Goal of the exercise: Your task is to locate every line holding the string "Indian" and to copy each of them.

Stored items from a collection:
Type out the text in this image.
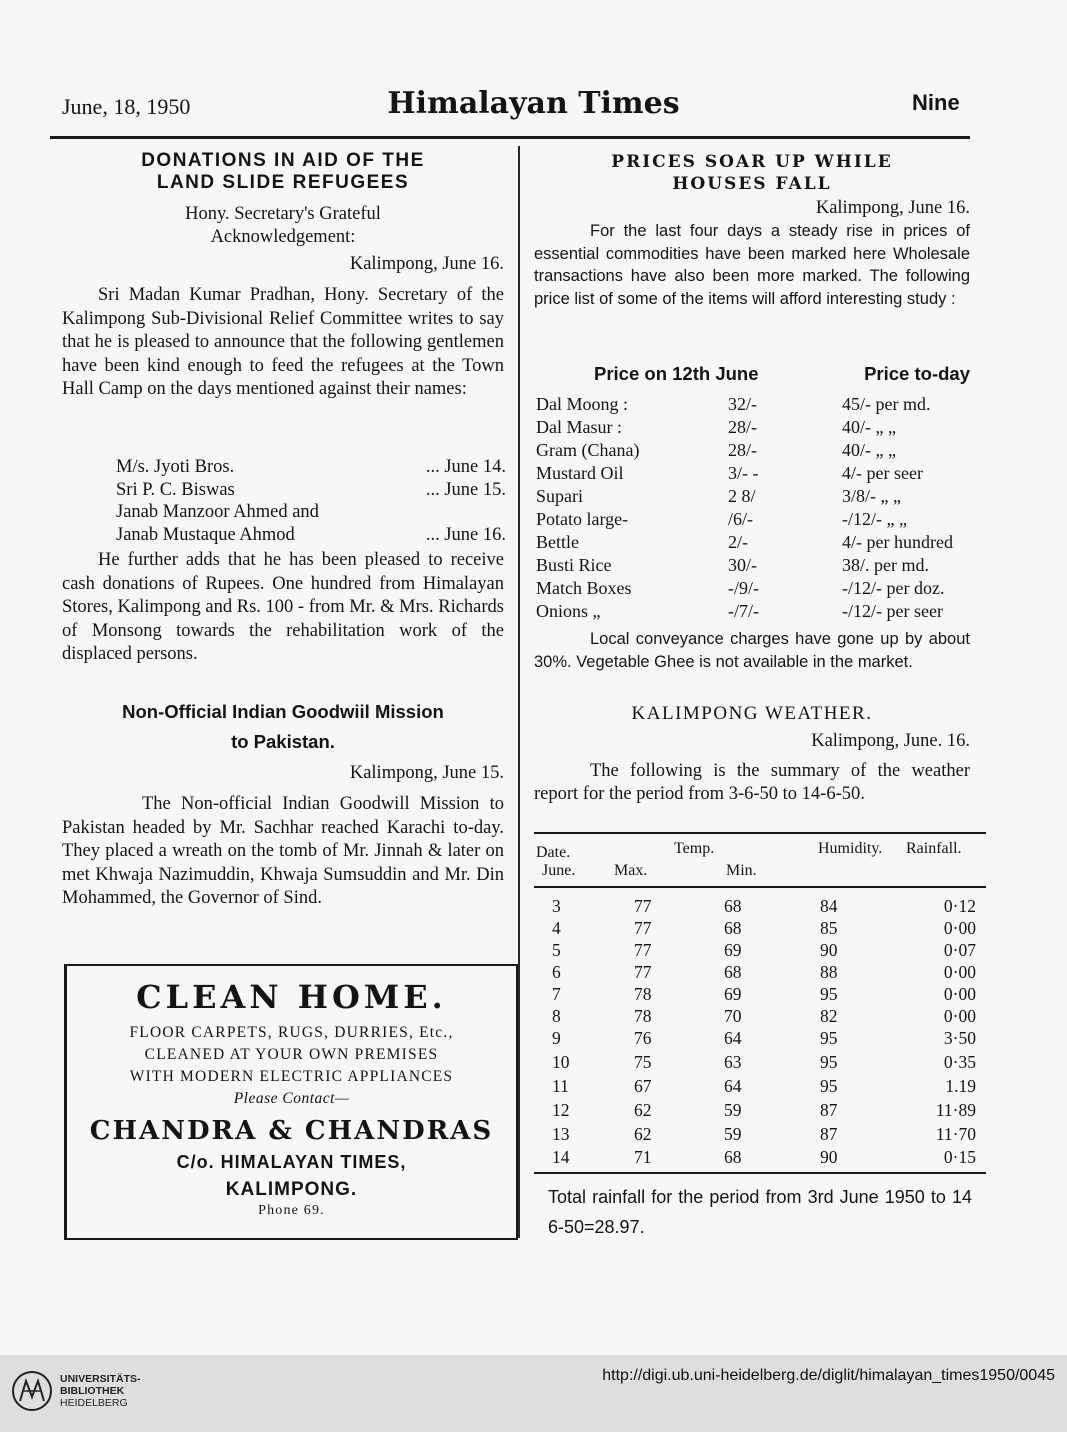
June, 18, 1950	Himalayan Times	Nine
DONATIONS IN AID OF THE
LAND SLIDE REFUGEES
Hony. Secretary's Grateful
Acknowledgement:
Kalimpong, June 16.
Sri Madan Kumar Pradhan, Hony. Secretary of the Kalimpong Sub-Divisional Relief Committee writes to say that he is pleased to announce that the following gentlemen have been kind enough to feed the refugees at the Town Hall Camp on the days mentioned against their names:
M/s. Jyoti Bros.	... June 14.
Sri P. C. Biswas	... June 15.
Janab Manzoor Ahmed and
Janab Mustaque Ahmod	... June 16.
He further adds that he has been pleased to receive cash donations of Rupees. One hundred from Himalayan Stores, Kalimpong and Rs. 100 - from Mr. & Mrs. Richards of Monsong towards the rehabilitation work of the displaced persons.
Non-Official Indian Goodwiil Mission
to Pakistan.
Kalimpong, June 15.
The Non-official Indian Goodwill Mission to Pakistan headed by Mr. Sachhar reached Karachi to-day. They placed a wreath on the tomb of Mr. Jinnah & later on met Khwaja Nazimuddin, Khwaja Sumsuddin and Mr. Din Mohammed, the Governor of Sind.
CLEAN HOME.
FLOOR CARPETS, RUGS, DURRIES, Etc.,
CLEANED AT YOUR OWN PREMISES
WITH MODERN ELECTRIC APPLIANCES
Please Contact—
CHANDRA & CHANDRAS
C/o. HIMALAYAN TIMES,
KALIMPONG.
Phone 69.
PRICES SOAR UP WHILE
HOUSES FALL
Kalimpong, June 16.
For the last four days a steady rise in prices of essential commodities have been marked here Wholesale transactions have also been more marked. The following price list of some of the items will afford interesting study :
Price on 12th June	Price to-day
Dal Moong :	32/-	45/- per md.
Dal Masur :	28/-	40/- „ „
Gram (Chana)	28/-	40/- „ „
Mustard Oil	3/- -	4/- per seer
Supari	2 8/	3/8/- „ „
Potato large-	/6/-	-/12/- „ „
Bettle	2/-	4/- per hundred
Busti Rice	30/-	38/. per md.
Match Boxes	-/9/-	-/12/- per doz.
Onions „	-/7/-	-/12/- per seer
Local conveyance charges have gone up by about 30%. Vegetable Ghee is not available in the market.
KALIMPONG WEATHER.
Kalimpong, June. 16.
The following is the summary of the weather report for the period from 3-6-50 to 14-6-50.
Date.	Temp.	Humidity. Rainfall.
June. Max.	Min.
3	77	68	84	0·12
4	77	68	85	0·00
5	77	69	90	0·07
6	77	68	88	0·00
7	78	69	95	0·00
8	78	70	82	0·00
9	76	64	95	3·50
10	75	63	95	0·35
11	67	64	95	1.19
12	62	59	87	11·89
13	62	59	87	11·70
14	71	68	90	0·15
Total rainfall for the period from 3rd June 1950 to 14 6-50=28.97.
UNIVERSITÄTS-
BIBLIOTHEK
HEIDELBERG
http://digi.ub.uni-heidelberg.de/diglit/himalayan_times1950/0045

Task output:
Non-Official Indian Goodwiil Mission
The Non-official Indian Goodwill Mission to Pakistan headed by Mr. Sachhar reached Karachi to-day. They placed a wreath on the tomb of Mr. Jinnah & later on met Khwaja Nazimuddin, Khwaja Sumsuddin and Mr. Din Mohammed, the Governor of Sind.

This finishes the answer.